#### RECORDS TO PROCESS:
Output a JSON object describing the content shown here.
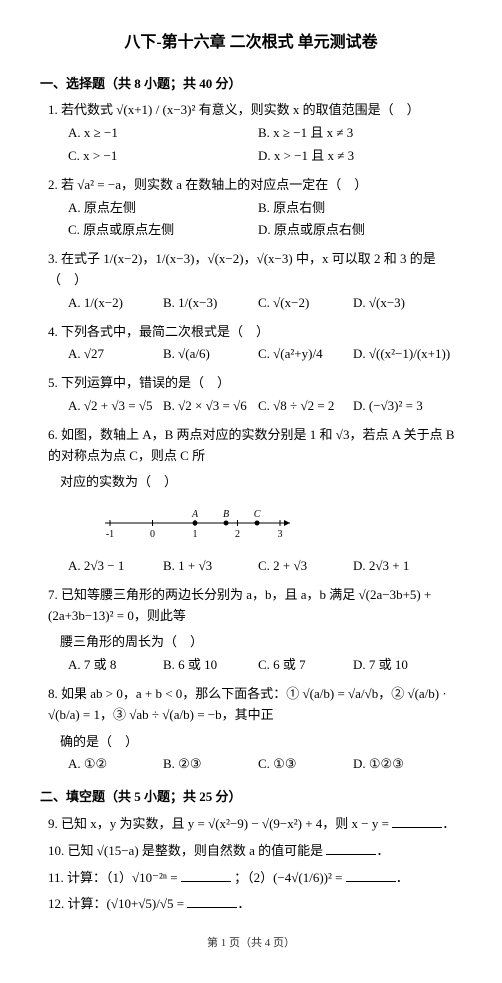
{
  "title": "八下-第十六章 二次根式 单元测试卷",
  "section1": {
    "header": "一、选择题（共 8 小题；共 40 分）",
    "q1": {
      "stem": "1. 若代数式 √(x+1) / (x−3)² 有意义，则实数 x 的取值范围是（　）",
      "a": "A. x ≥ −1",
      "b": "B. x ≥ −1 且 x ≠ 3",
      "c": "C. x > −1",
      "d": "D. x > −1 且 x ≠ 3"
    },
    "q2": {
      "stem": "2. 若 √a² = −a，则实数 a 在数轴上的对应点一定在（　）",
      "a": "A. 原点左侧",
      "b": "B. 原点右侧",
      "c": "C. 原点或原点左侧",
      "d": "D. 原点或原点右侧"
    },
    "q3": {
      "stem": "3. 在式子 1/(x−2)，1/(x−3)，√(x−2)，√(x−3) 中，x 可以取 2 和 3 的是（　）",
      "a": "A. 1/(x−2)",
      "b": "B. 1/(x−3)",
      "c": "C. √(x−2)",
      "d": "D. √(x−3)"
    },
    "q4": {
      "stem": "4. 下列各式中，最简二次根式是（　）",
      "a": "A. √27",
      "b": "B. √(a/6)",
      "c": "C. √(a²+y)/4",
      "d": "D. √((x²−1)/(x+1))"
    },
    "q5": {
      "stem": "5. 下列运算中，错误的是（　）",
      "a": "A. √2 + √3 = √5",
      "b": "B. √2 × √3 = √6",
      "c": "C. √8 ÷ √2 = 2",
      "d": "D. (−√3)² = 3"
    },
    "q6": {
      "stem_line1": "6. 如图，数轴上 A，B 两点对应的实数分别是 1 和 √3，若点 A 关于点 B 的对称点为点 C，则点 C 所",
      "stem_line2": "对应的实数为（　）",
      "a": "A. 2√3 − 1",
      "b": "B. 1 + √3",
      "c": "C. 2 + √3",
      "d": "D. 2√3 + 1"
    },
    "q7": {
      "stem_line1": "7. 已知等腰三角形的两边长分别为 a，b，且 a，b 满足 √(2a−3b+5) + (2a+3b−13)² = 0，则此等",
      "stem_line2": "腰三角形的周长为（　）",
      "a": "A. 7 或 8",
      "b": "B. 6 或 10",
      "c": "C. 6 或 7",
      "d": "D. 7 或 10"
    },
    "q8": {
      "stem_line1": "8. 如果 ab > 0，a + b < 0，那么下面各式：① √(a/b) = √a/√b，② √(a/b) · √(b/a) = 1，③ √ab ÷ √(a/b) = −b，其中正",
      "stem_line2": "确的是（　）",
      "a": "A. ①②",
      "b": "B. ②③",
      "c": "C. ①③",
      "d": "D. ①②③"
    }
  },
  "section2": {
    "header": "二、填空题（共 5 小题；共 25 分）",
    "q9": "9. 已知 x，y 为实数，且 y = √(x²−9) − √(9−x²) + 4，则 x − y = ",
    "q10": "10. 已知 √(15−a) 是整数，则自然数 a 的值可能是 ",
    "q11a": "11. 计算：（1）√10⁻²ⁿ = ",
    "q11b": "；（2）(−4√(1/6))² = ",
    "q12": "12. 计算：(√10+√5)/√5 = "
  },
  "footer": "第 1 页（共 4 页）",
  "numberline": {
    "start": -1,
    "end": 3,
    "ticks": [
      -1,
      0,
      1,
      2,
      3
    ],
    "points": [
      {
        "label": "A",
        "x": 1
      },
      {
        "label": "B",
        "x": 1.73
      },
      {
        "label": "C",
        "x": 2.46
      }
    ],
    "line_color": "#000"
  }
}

--

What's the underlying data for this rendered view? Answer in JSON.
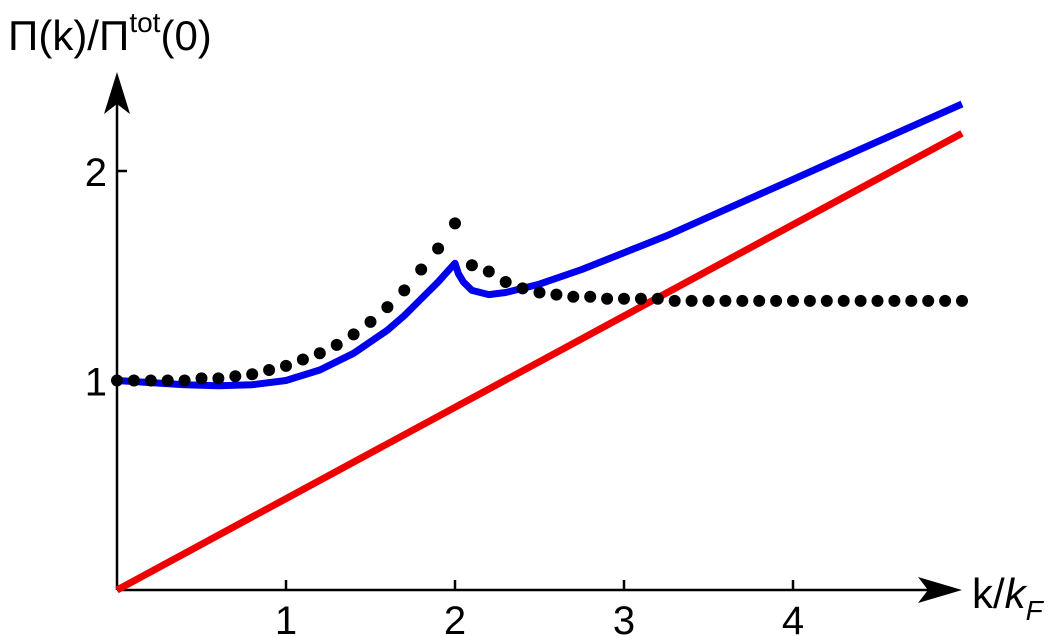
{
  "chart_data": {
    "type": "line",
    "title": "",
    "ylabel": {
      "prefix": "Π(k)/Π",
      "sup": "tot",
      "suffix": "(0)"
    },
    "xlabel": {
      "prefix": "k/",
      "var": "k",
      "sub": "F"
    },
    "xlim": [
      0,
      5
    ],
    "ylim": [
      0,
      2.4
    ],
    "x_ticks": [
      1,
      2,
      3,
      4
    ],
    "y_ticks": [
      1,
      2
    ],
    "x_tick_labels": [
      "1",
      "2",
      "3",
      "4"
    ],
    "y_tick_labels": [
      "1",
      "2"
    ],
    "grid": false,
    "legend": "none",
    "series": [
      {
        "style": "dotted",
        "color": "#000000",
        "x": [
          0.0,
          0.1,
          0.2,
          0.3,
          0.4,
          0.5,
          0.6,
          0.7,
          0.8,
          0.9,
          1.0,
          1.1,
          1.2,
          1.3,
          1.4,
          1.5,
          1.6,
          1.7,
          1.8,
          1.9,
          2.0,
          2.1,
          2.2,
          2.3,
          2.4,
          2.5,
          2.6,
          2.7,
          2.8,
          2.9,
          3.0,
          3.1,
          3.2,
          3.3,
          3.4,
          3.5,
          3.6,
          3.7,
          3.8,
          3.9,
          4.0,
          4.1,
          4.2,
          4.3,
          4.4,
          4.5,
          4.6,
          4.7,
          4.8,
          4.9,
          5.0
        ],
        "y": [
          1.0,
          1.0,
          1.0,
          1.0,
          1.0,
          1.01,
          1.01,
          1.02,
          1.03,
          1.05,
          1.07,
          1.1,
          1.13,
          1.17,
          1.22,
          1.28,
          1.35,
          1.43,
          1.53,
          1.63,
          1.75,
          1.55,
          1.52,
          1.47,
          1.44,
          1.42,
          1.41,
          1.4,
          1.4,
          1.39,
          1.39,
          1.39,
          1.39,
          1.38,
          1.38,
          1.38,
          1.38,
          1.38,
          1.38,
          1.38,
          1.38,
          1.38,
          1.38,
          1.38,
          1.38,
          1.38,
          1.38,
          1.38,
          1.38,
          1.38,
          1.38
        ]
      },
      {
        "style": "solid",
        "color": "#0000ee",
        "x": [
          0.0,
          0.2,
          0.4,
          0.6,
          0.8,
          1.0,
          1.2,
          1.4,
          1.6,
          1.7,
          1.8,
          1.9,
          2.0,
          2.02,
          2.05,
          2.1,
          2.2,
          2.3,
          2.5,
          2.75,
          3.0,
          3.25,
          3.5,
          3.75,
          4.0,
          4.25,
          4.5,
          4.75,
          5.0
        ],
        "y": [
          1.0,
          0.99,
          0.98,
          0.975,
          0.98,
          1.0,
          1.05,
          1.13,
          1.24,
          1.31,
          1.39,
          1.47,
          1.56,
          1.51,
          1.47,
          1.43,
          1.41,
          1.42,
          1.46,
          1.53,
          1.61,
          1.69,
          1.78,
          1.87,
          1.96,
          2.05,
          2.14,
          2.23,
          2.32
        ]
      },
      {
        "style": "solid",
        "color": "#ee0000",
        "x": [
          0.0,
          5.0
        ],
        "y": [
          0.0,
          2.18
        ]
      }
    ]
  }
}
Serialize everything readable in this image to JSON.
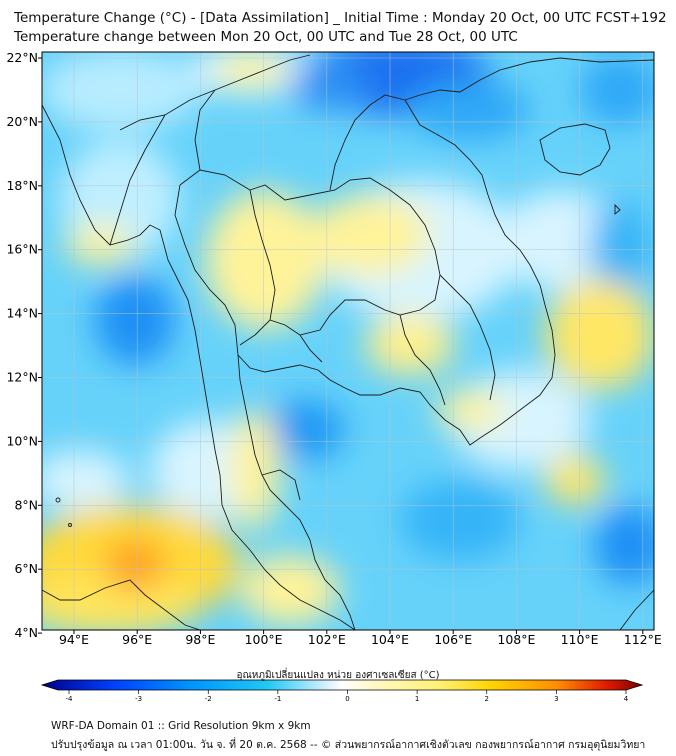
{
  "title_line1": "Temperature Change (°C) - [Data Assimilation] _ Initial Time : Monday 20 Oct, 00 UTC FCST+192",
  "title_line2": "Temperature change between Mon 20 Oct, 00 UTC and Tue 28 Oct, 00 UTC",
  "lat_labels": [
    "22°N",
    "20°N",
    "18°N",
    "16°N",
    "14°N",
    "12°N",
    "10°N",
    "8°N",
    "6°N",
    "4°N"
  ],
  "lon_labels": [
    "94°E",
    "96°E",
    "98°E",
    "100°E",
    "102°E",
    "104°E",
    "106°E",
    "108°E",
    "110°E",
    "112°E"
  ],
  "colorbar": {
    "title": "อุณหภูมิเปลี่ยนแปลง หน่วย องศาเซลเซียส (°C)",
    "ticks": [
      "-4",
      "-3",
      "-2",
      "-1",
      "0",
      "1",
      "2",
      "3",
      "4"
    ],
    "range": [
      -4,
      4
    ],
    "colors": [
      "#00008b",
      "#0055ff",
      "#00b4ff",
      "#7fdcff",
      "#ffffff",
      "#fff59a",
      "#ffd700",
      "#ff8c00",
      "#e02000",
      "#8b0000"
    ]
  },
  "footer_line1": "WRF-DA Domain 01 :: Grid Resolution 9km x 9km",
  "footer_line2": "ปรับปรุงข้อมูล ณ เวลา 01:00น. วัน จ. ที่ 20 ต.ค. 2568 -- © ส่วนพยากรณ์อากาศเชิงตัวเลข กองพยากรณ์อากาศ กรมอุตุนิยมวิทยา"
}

#### REQUIREMENTS:
Locate the lines above that contain "header" and copy them.

#### CORRECT ANSWER:
    "header": "一、选择题（共 8 小题；共 40 分）",
    "header": "二、填空题（共 5 小题；共 25 分）",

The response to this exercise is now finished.